### Requirements:
Copy the lines verbatim, beginning with the line that contains "Enumerate this screenshot's" and continuing through the end of the data, and only those lines.
↓
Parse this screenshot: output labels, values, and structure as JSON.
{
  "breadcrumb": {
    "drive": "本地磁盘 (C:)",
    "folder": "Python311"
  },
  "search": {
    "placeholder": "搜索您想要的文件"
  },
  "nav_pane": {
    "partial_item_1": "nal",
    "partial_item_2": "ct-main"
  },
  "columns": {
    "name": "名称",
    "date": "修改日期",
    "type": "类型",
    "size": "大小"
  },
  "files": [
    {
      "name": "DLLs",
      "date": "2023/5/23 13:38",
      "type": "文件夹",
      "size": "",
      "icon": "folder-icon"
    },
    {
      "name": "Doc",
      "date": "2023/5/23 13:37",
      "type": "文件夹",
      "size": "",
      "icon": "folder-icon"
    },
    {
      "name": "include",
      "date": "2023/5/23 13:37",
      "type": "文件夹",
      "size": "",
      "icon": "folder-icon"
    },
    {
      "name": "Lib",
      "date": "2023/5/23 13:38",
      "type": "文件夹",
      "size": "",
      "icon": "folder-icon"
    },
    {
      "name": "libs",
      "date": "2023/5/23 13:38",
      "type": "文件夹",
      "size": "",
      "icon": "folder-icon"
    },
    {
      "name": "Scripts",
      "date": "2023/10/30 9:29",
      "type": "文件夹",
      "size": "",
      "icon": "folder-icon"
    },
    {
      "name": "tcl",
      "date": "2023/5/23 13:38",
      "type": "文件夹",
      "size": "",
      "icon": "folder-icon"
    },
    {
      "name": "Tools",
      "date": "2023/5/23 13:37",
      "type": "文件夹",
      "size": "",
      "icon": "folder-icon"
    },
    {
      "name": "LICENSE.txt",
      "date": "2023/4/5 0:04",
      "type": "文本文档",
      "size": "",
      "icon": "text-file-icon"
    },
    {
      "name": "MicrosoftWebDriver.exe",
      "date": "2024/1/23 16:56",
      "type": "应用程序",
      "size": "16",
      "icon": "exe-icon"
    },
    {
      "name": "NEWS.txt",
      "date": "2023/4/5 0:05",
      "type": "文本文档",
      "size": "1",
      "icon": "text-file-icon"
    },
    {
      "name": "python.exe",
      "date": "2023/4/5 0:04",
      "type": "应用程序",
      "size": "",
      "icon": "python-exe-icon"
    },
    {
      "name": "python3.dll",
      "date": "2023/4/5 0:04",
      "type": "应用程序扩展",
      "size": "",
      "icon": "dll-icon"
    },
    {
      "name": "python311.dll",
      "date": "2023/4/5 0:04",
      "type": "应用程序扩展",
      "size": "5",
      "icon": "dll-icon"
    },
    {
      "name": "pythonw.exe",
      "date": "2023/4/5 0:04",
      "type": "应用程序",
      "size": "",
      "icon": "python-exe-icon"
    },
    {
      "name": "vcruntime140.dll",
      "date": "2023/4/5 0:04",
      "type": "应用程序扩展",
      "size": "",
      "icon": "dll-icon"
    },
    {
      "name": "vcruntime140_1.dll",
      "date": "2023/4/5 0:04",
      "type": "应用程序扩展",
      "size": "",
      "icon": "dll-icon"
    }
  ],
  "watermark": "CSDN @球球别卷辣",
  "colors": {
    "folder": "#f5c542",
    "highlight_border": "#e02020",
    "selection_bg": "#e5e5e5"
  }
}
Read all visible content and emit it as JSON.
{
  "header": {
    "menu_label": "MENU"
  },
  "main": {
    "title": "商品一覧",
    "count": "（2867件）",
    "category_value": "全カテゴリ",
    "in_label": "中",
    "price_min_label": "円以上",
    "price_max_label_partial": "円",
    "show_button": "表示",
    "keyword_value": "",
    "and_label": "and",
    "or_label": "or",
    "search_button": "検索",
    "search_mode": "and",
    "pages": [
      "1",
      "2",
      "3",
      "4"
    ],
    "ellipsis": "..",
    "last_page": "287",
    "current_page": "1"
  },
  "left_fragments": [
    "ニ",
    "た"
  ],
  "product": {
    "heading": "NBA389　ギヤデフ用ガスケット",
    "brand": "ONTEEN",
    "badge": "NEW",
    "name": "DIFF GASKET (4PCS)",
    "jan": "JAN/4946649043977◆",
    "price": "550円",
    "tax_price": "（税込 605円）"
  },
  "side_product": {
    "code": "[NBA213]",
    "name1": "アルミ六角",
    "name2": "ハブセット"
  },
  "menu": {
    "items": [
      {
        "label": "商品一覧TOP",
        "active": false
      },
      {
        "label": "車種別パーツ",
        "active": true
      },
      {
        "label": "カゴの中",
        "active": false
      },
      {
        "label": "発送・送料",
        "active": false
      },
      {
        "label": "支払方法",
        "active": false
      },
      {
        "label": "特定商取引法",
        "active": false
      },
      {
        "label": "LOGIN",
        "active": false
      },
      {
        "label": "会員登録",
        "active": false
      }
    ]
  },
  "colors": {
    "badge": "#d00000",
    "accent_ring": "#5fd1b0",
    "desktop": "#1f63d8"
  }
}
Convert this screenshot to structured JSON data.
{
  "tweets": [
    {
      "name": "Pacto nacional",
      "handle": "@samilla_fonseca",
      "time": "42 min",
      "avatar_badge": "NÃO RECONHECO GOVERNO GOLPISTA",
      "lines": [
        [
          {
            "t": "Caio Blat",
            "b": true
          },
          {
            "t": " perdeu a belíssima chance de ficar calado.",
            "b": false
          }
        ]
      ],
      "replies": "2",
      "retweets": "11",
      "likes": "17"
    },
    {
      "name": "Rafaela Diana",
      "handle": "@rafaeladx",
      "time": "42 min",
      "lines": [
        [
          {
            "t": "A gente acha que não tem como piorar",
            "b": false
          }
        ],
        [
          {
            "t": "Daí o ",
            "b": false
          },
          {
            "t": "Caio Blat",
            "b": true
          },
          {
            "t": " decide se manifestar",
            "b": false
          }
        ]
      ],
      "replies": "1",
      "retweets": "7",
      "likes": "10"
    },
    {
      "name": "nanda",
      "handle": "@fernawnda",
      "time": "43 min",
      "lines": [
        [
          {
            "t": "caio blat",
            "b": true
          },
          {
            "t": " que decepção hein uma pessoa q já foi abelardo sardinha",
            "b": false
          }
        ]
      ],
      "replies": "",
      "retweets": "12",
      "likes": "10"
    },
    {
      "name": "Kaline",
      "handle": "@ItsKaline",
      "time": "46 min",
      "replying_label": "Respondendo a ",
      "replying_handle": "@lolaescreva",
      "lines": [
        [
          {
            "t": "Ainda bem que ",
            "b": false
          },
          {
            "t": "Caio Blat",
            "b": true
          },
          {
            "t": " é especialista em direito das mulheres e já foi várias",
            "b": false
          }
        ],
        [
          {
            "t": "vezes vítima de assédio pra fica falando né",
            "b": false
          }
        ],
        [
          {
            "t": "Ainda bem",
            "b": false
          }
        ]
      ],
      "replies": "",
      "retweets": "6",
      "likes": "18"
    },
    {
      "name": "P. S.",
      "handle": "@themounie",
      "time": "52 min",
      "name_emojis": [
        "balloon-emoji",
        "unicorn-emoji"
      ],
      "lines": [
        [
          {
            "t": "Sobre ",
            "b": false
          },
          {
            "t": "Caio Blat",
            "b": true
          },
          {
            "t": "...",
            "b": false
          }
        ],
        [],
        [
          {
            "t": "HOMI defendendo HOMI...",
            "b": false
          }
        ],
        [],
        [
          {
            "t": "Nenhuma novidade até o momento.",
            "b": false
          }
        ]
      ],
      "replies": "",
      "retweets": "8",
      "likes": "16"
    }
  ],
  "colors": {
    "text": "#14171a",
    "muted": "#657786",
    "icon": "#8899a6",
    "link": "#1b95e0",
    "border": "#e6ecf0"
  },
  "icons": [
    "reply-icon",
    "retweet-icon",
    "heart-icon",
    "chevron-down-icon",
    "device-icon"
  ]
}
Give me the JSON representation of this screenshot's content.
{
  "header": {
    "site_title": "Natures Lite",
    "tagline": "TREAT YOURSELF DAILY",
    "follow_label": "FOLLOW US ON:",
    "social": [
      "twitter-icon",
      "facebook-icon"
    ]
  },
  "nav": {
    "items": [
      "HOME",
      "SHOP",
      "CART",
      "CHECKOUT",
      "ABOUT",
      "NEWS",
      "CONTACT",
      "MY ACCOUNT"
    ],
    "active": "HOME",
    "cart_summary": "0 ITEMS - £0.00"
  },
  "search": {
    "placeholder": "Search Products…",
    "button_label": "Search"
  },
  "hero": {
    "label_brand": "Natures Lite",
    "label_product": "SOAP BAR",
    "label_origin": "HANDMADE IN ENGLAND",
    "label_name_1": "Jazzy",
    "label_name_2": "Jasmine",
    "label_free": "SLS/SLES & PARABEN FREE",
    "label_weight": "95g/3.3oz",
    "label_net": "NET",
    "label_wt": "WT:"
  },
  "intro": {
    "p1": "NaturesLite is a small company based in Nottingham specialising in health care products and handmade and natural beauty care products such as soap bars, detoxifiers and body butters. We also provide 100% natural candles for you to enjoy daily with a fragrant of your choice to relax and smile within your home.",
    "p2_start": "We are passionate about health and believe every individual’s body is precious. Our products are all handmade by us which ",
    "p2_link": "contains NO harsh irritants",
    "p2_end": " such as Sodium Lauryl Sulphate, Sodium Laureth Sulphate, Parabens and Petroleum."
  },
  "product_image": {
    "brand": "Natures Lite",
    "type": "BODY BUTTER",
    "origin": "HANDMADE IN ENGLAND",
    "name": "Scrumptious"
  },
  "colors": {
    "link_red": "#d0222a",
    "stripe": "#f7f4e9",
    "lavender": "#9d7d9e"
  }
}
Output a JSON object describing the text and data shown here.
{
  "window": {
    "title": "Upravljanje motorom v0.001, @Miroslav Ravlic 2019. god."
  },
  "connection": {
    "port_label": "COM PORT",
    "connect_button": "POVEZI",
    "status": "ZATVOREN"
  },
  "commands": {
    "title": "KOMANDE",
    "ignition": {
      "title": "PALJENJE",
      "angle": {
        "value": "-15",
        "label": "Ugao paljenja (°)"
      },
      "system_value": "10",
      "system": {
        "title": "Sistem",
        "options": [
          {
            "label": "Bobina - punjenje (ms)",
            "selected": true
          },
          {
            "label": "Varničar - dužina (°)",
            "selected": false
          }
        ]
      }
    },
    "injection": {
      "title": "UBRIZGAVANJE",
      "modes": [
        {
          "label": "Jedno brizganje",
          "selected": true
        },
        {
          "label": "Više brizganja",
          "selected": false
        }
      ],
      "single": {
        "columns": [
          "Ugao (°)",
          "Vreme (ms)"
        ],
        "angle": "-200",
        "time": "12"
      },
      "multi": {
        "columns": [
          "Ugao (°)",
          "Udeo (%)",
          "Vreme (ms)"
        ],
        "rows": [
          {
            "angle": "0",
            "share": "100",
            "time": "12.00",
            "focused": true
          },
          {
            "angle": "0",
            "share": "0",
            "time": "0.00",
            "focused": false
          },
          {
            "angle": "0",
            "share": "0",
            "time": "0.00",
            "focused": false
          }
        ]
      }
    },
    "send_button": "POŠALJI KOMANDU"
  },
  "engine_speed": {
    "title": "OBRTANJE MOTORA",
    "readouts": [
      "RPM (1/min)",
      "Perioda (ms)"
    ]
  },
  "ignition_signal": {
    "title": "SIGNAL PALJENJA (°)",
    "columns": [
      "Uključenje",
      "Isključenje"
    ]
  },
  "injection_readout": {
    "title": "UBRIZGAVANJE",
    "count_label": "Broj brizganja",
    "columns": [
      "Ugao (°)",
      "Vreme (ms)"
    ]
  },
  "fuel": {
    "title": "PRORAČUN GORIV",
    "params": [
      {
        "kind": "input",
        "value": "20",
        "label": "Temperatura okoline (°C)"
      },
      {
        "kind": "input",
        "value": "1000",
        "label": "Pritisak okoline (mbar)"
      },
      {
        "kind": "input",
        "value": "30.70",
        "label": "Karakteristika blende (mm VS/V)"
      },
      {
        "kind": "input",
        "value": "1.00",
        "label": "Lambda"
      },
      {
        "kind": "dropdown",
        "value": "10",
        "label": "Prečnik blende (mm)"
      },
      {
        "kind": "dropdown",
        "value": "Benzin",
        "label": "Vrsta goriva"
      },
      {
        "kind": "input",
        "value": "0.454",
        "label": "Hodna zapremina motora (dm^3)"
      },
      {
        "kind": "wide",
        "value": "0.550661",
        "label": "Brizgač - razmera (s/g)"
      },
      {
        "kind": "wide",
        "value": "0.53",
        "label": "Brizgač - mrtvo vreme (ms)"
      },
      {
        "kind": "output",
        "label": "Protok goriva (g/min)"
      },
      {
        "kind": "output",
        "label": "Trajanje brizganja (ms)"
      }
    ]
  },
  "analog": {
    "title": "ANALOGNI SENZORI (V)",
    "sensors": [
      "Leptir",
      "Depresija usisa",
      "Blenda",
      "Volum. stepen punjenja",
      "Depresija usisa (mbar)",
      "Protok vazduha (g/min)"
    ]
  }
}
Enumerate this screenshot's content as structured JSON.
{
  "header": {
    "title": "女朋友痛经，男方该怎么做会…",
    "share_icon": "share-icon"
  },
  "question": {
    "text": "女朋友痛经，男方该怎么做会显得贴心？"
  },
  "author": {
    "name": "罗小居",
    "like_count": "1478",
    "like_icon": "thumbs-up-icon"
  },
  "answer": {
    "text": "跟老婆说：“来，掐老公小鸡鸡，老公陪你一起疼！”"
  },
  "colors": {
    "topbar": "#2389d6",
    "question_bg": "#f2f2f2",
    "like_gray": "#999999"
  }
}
↑
### Complete output:
Enumerate this screenshot's content as structured JSON.
{
  "header": {
    "title": "女朋友痛经，男方该怎么做会…",
    "share_icon": "share-icon"
  },
  "question": {
    "text": "女朋友痛经，男方该怎么做会显得贴心？"
  },
  "author": {
    "name": "罗小居",
    "like_count": "1478",
    "like_icon": "thumbs-up-icon"
  },
  "answer": {
    "text": "跟老婆说：“来，掐老公小鸡鸡，老公陪你一起疼！”"
  },
  "colors": {
    "topbar": "#2389d6",
    "question_bg": "#f2f2f2",
    "like_gray": "#999999"
  }
}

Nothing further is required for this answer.